───── Provided data ─────
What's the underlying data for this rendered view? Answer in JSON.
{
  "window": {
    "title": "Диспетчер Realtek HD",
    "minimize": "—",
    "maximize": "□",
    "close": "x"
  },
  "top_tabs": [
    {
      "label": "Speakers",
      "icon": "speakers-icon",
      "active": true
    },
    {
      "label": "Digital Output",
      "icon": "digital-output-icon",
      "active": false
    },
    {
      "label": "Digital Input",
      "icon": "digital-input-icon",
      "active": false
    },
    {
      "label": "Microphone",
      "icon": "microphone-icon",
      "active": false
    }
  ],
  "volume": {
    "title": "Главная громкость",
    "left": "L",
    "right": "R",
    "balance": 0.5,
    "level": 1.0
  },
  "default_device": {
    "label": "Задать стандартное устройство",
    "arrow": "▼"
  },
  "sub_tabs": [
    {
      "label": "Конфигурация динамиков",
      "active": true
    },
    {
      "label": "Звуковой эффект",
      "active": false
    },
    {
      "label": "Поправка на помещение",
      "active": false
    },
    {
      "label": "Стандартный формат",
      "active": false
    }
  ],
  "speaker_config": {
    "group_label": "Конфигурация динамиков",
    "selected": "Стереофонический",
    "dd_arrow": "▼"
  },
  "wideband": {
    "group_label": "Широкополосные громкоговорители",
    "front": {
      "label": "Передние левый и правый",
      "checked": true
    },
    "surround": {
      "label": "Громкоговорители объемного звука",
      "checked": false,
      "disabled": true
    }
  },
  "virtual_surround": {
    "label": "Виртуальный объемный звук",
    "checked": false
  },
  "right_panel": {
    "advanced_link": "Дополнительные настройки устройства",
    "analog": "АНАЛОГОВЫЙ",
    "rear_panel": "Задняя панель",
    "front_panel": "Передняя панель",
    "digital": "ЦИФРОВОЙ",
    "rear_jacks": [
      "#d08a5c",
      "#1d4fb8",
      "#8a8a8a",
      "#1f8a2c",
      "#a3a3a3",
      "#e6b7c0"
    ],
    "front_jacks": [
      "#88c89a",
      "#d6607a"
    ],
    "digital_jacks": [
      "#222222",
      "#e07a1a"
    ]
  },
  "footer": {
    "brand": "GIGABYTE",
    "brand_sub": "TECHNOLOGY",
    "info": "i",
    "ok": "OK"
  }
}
─────
Given task: Every entry above needs to be quoted exactly.

Response to this task:
What's the underlying data for this rendered view? Answer in JSON.
{
  "window": {
    "title": "Диспетчер Realtek HD",
    "minimize": "—",
    "maximize": "□",
    "close": "x"
  },
  "top_tabs": [
    {
      "label": "Speakers",
      "icon": "speakers-icon",
      "active": true
    },
    {
      "label": "Digital Output",
      "icon": "digital-output-icon",
      "active": false
    },
    {
      "label": "Digital Input",
      "icon": "digital-input-icon",
      "active": false
    },
    {
      "label": "Microphone",
      "icon": "microphone-icon",
      "active": false
    }
  ],
  "volume": {
    "title": "Главная громкость",
    "left": "L",
    "right": "R",
    "balance": 0.5,
    "level": 1.0
  },
  "default_device": {
    "label": "Задать стандартное устройство",
    "arrow": "▼"
  },
  "sub_tabs": [
    {
      "label": "Конфигурация динамиков",
      "active": true
    },
    {
      "label": "Звуковой эффект",
      "active": false
    },
    {
      "label": "Поправка на помещение",
      "active": false
    },
    {
      "label": "Стандартный формат",
      "active": false
    }
  ],
  "speaker_config": {
    "group_label": "Конфигурация динамиков",
    "selected": "Стереофонический",
    "dd_arrow": "▼"
  },
  "wideband": {
    "group_label": "Широкополосные громкоговорители",
    "front": {
      "label": "Передние левый и правый",
      "checked": true
    },
    "surround": {
      "label": "Громкоговорители объемного звука",
      "checked": false,
      "disabled": true
    }
  },
  "virtual_surround": {
    "label": "Виртуальный объемный звук",
    "checked": false
  },
  "right_panel": {
    "advanced_link": "Дополнительные настройки устройства",
    "analog": "АНАЛОГОВЫЙ",
    "rear_panel": "Задняя панель",
    "front_panel": "Передняя панель",
    "digital": "ЦИФРОВОЙ",
    "rear_jacks": [
      "#d08a5c",
      "#1d4fb8",
      "#8a8a8a",
      "#1f8a2c",
      "#a3a3a3",
      "#e6b7c0"
    ],
    "front_jacks": [
      "#88c89a",
      "#d6607a"
    ],
    "digital_jacks": [
      "#222222",
      "#e07a1a"
    ]
  },
  "footer": {
    "brand": "GIGABYTE",
    "brand_sub": "TECHNOLOGY",
    "info": "i",
    "ok": "OK"
  }
}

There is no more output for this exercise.